:: INFORMATION GIVEN

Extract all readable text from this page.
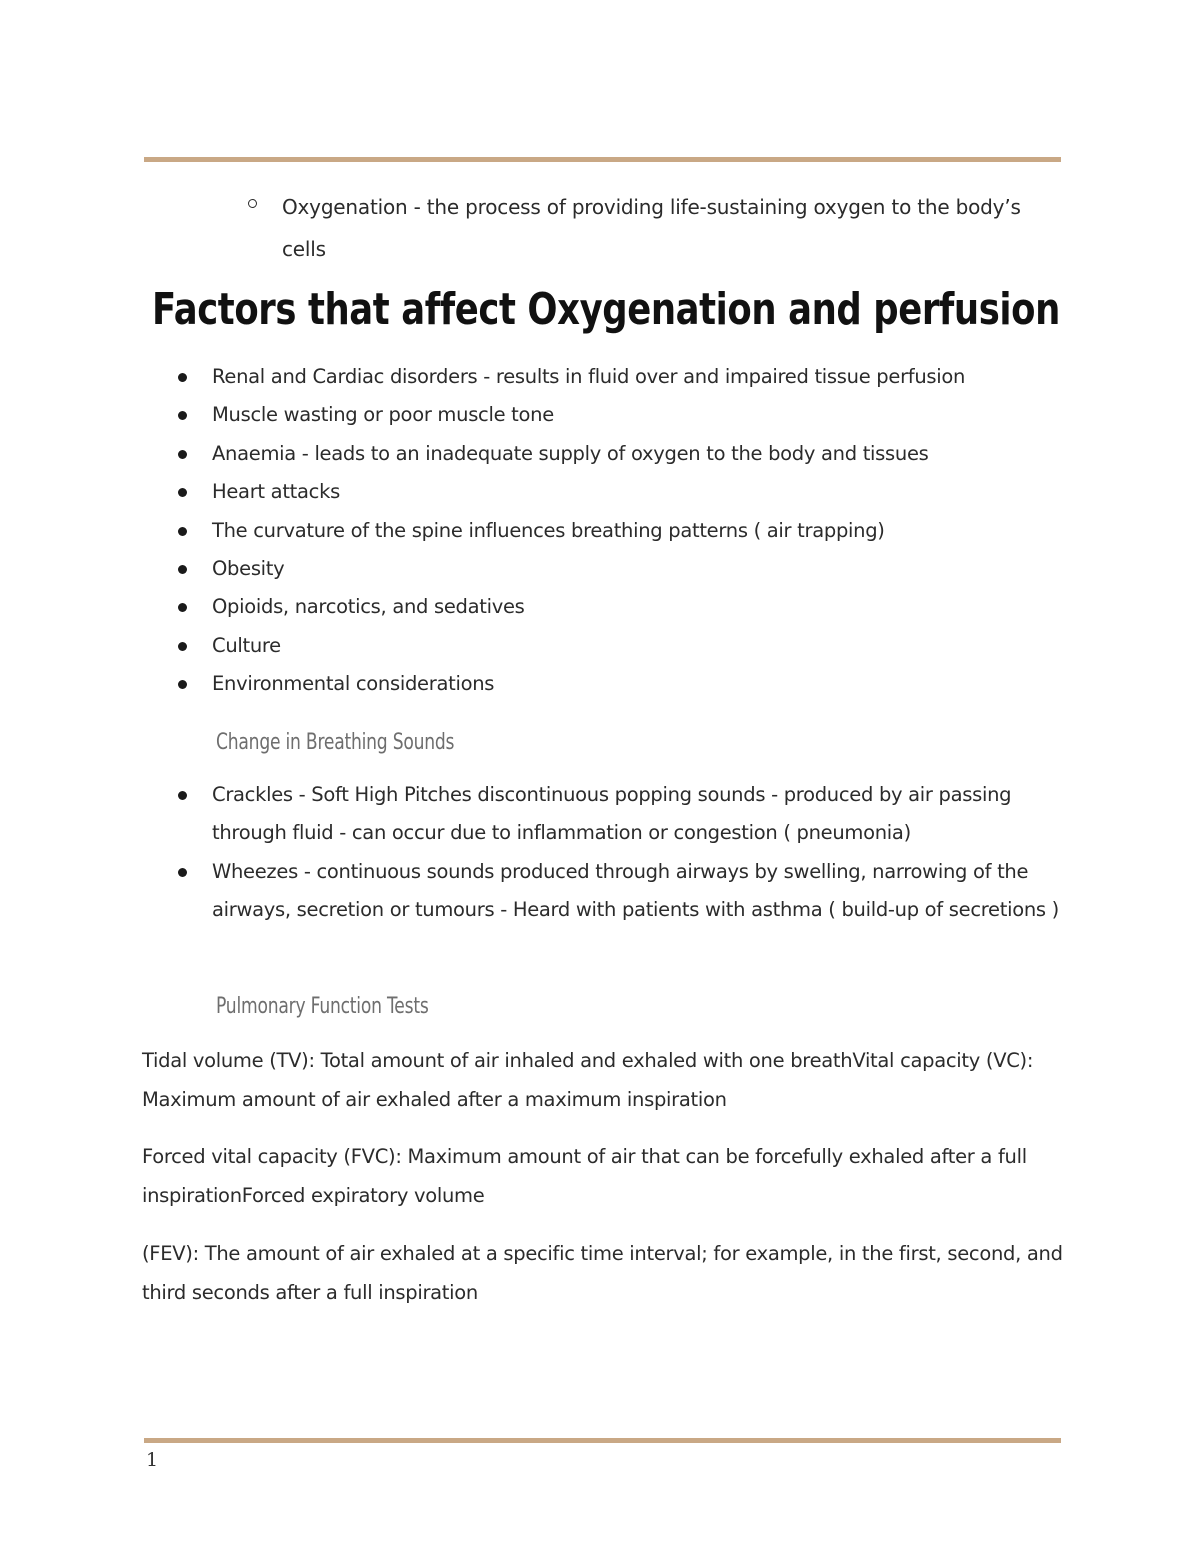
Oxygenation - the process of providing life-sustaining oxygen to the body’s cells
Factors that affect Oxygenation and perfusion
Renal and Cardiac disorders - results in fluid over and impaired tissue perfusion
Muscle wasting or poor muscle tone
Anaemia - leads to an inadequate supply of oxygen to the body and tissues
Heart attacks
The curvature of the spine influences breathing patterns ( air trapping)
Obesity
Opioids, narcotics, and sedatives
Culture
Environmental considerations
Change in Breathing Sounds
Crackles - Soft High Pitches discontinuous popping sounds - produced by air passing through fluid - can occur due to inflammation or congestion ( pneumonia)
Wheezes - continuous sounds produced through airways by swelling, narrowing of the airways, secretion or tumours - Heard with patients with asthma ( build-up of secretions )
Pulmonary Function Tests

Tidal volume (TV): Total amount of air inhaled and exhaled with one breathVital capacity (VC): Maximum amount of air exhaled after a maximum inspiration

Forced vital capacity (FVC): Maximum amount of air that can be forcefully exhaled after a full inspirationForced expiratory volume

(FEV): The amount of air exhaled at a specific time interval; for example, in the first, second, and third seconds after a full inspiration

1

::::

_TRY IT_. Write out the records above once more, word for word, with no pictures.

_TASK RESPONSE_.
Extract all readable text from this page.
Oxygenation - the process of providing life-sustaining oxygen to the body’s cells
Factors that affect Oxygenation and perfusion
Renal and Cardiac disorders - results in fluid over and impaired tissue perfusion
Muscle wasting or poor muscle tone
Anaemia - leads to an inadequate supply of oxygen to the body and tissues
Heart attacks
The curvature of the spine influences breathing patterns ( air trapping)
Obesity
Opioids, narcotics, and sedatives
Culture
Environmental considerations
Change in Breathing Sounds
Crackles - Soft High Pitches discontinuous popping sounds - produced by air passing through fluid - can occur due to inflammation or congestion ( pneumonia)
Wheezes - continuous sounds produced through airways by swelling, narrowing of the airways, secretion or tumours - Heard with patients with asthma ( build-up of secretions )
Pulmonary Function Tests

Tidal volume (TV): Total amount of air inhaled and exhaled with one breathVital capacity (VC): Maximum amount of air exhaled after a maximum inspiration

Forced vital capacity (FVC): Maximum amount of air that can be forcefully exhaled after a full inspirationForced expiratory volume

(FEV): The amount of air exhaled at a specific time interval; for example, in the first, second, and third seconds after a full inspiration

1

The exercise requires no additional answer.